Text excerpt:
-- start --

The vocabulary is brought down to the latest moment, and the uses of terms in the Hamiltonian philosophy are explicitly given. Dr. Krauth has made some valuable additions, particularly serving in the understanding of the terms of German philosophy. The work is therefore valuable both as a vocabulary of terms and as an expositor of doctrines; valuable to the pupil who would learn, and to the advanced scholar who would revise. By its subsidiary aid many a disagreeable hitch in one's metaphysical reading may. be relieved.

Prolegomena Logica: an Inquiry into the Psychological Character of Logical Processes. By HENRY LONGUEVILLE MANSEL, B. D., LL.D., Waynflete Professor of Moral and Metaphysical Philosophy, Oxford. 12mo., pp. 291. Boston: Gould & Lincoln.

New York: Sheldon & Co. 1860.

Of logic, Professor Mansel takes the high scholastic view. With him it is a science and no art. It is simply an exhibit of the laws of pure (ratiocinative) thought, and any practical use it may afford in training our faculties to accurate deductions is a mere accident. Logic, then, is the science of the necessary forms of thought; and the interesting question arises, how this power of thought is grounded in the mind. This is a question in psychology, and of this question the work before us is a discussion. The psychology of logic is its topic.

Before discussing specifically the mental grounds of logical necessity, the professor takes up the two kindred yet distinct points of mathematical necessity and metaphysical necessity.

-- end --

Excerpted data:
-- start --

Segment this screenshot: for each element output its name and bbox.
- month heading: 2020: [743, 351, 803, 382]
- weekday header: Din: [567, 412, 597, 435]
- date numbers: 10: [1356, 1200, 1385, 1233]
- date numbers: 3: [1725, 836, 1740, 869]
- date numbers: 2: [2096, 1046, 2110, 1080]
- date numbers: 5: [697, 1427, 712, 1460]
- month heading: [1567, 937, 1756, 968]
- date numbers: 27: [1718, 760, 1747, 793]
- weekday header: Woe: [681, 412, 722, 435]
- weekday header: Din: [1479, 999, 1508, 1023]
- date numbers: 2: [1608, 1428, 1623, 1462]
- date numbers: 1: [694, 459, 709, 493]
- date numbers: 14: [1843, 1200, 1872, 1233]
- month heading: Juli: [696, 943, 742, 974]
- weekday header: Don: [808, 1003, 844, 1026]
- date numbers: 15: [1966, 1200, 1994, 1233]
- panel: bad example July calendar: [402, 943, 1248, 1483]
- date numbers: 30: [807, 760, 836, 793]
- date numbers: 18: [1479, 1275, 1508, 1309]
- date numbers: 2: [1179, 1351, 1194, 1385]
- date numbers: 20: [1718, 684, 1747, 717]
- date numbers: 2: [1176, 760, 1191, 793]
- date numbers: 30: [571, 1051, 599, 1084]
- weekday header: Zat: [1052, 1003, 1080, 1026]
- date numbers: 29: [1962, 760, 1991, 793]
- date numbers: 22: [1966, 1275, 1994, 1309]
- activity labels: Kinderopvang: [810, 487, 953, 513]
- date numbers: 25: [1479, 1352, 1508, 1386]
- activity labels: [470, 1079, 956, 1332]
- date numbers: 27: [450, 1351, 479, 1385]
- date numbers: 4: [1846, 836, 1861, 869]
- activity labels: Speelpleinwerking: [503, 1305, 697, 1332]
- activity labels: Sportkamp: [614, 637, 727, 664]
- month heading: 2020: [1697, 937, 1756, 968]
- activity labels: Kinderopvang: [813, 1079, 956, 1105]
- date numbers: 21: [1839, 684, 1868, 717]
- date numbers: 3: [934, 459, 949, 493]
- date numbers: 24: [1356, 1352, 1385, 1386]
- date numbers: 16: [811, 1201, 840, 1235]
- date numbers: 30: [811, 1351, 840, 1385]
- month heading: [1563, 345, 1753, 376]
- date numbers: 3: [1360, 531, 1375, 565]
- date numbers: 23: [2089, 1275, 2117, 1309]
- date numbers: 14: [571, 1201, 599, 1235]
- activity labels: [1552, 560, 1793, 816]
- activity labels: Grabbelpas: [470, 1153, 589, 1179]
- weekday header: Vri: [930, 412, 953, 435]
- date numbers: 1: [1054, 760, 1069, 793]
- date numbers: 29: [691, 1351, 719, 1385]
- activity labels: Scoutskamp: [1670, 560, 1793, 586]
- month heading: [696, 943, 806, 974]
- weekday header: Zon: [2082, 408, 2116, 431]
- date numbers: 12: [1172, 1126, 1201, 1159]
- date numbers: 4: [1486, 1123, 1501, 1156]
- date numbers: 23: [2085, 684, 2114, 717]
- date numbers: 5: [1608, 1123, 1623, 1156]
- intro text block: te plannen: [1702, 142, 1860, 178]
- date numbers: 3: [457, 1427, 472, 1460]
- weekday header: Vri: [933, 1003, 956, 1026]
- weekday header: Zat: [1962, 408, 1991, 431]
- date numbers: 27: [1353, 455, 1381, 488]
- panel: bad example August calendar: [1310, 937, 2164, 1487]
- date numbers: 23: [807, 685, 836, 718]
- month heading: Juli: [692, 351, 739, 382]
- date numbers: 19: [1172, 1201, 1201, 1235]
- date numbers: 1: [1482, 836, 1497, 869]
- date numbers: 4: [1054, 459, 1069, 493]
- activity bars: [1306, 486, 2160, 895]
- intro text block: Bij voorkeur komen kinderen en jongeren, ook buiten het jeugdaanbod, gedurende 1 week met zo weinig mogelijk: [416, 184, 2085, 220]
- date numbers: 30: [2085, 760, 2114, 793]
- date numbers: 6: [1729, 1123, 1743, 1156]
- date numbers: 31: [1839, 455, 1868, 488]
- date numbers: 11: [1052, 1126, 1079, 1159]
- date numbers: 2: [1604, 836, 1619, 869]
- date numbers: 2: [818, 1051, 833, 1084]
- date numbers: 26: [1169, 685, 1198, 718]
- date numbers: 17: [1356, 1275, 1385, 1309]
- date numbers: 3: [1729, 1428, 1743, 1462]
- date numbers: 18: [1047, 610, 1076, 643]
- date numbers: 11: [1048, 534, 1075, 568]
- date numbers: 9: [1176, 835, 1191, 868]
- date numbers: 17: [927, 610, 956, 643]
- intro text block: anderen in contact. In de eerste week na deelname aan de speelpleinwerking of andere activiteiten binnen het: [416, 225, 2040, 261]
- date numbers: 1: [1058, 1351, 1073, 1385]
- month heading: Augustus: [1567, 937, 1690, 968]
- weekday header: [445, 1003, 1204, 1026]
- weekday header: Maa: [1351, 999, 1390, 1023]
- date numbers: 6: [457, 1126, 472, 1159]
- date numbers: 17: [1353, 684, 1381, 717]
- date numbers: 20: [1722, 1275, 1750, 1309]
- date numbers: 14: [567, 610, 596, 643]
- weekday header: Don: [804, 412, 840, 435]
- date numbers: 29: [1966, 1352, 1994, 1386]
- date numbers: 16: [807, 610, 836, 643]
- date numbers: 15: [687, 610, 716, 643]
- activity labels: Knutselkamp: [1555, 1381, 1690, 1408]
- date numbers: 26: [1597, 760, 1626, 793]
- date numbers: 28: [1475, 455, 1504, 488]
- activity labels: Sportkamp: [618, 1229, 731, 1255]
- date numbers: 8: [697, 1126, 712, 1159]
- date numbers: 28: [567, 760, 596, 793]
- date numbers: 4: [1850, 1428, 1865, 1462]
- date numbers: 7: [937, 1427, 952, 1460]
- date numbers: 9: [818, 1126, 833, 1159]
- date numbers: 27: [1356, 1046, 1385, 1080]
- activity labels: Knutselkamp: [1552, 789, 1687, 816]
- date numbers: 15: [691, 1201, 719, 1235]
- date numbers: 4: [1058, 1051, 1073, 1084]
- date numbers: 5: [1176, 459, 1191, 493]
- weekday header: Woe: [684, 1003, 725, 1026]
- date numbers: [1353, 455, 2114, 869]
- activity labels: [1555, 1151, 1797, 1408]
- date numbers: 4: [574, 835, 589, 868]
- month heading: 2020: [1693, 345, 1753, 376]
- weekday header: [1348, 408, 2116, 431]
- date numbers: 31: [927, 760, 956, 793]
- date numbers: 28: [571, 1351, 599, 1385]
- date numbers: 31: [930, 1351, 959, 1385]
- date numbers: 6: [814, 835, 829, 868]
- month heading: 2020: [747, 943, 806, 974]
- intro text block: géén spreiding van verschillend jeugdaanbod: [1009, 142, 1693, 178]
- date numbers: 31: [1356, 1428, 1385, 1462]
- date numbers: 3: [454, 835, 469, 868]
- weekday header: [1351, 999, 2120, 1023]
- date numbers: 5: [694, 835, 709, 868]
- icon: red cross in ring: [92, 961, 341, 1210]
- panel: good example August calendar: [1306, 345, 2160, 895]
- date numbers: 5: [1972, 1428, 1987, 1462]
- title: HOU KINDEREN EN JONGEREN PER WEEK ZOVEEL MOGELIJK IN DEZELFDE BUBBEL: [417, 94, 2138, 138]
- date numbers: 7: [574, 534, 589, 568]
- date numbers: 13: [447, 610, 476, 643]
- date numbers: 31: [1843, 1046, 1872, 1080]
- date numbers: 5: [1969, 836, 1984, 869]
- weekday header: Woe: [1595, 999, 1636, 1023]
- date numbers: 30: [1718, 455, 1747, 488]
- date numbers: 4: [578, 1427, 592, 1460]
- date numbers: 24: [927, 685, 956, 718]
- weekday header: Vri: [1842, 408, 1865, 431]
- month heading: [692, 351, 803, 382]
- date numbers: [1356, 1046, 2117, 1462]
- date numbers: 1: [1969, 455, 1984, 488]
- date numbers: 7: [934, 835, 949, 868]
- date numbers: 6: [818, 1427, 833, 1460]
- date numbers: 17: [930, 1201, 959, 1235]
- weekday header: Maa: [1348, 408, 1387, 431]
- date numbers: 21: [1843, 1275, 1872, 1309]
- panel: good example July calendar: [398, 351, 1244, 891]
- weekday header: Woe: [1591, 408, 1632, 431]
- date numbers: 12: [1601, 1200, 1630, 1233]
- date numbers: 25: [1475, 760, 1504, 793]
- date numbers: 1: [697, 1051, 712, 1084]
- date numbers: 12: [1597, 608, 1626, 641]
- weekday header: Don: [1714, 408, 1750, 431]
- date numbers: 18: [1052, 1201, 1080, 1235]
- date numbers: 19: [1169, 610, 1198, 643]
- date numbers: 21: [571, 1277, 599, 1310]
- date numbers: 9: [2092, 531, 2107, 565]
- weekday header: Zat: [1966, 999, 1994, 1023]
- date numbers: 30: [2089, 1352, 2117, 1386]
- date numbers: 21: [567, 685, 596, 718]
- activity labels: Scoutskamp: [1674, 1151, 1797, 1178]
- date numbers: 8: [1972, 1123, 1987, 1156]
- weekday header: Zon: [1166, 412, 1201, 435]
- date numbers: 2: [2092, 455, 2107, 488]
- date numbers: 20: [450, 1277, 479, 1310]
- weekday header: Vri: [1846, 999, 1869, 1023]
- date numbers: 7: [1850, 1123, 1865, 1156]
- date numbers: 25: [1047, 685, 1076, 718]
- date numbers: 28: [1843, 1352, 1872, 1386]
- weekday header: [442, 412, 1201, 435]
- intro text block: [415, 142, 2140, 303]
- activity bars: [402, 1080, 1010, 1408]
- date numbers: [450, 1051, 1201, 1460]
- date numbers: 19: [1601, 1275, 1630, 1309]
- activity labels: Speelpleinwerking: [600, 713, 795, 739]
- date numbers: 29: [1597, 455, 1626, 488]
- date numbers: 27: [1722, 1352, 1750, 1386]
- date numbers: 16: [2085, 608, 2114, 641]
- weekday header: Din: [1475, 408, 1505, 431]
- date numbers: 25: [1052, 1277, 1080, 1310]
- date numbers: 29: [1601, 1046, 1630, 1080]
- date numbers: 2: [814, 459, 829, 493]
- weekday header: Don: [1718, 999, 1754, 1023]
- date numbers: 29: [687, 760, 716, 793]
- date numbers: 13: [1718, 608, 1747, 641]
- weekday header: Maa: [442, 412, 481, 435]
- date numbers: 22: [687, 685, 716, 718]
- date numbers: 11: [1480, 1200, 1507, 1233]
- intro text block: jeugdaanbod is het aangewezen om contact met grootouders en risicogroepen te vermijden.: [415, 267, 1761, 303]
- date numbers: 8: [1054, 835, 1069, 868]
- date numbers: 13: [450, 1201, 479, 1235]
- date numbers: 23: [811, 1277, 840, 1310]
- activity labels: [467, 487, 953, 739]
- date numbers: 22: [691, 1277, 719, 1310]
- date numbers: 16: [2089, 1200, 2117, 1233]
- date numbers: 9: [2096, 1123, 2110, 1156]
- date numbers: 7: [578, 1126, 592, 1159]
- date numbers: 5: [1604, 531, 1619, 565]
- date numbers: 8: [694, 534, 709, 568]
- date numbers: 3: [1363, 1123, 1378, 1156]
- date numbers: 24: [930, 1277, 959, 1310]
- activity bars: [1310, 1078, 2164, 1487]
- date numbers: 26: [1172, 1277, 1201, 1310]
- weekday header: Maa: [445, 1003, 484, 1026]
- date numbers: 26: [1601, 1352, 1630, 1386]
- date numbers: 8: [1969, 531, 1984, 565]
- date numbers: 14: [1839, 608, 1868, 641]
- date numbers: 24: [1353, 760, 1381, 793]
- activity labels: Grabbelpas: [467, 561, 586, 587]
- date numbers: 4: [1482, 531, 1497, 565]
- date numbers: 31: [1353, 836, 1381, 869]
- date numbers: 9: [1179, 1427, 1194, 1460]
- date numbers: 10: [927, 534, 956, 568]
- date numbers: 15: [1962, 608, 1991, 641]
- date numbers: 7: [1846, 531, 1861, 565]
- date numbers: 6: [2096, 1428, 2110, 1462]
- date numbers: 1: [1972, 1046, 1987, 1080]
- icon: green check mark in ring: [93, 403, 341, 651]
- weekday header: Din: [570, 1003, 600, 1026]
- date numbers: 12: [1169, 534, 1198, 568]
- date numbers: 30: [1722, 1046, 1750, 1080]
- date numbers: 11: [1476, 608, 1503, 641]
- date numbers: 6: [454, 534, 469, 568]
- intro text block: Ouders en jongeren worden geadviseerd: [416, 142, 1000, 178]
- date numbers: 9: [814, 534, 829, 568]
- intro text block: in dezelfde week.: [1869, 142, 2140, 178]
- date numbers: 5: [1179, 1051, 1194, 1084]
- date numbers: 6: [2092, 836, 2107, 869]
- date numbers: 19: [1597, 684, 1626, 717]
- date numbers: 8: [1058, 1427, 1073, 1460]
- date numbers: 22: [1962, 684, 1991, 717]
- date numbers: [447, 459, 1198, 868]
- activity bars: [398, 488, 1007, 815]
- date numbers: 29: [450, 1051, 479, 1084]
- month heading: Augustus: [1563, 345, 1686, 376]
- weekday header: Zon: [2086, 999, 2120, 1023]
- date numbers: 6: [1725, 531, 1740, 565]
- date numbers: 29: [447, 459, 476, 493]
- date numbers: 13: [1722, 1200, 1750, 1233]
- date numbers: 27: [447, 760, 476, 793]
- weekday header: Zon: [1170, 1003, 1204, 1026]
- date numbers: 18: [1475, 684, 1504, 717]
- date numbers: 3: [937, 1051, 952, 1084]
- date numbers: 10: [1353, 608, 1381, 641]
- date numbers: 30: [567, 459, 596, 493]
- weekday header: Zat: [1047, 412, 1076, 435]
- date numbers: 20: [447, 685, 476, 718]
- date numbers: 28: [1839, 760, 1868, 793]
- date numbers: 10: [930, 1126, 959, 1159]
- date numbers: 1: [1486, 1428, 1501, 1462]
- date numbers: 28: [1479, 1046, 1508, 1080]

-- end --

Work instructions:
• A. Repeat the entries from the very first line through the line containing "- date numbers: 3: [1725, 836, 1740, 869]".
• B. Continue the review of Mansel's book on logic from where it stops.

The answers:
• A.
Segment this screenshot: for each element output its name and bbox.
- month heading: 2020: [743, 351, 803, 382]
- weekday header: Din: [567, 412, 597, 435]
- date numbers: 10: [1356, 1200, 1385, 1233]
- date numbers: 3: [1725, 836, 1740, 869]

• B.
Of mathematics, all the conceptive combinations and deductions are necessary. Presented and understood they compel assent, nor is the possibility of their contradiction conceivable. Then comes the question, ably discussed by the professor, How does the mind arrive at its necessary conceptions? Are they experimental or intuitive? This is the old question between the empirical or Lockian school and the transcendental or intuitional. Boldly taking the former alternative, Mill maintains that it is by experience that we arrive even at the perception of the necessary truth that two straight lines cannot inclose a space. The clearness of the mental picture, whenever conceived, enables us to see in any case that a space is not inclosed. The method by which Whewell managed the opposite side Professor Mansel justly criticises. Our space does not permit us to state the subtle refutation contained in the present volume.

Under the head of metaphysical necessity, Mr. Mansel selects for special disquisition the two necessary notions or principles of substance and causality. Under substance he is led to discuss the Berkleyan theory, and maintains that the only absolutely certain substance is the Ego, the real existence of which is verified not by inference but by actual consciousness. Under the head of causality he enters into some deep analysis of cause, and discusses the nature of necessity and volitional freedom. He opposes Hamilton's resolution of our notion of causation into a mental impotence, and our view of freedom as a contradictory counterbalance between demonstrable freedom and demonstrable necessity. He maintains that our idea of cause originates from our self-consciousness of power, and defends the freedom of volition as a real, though perhaps not definable fact.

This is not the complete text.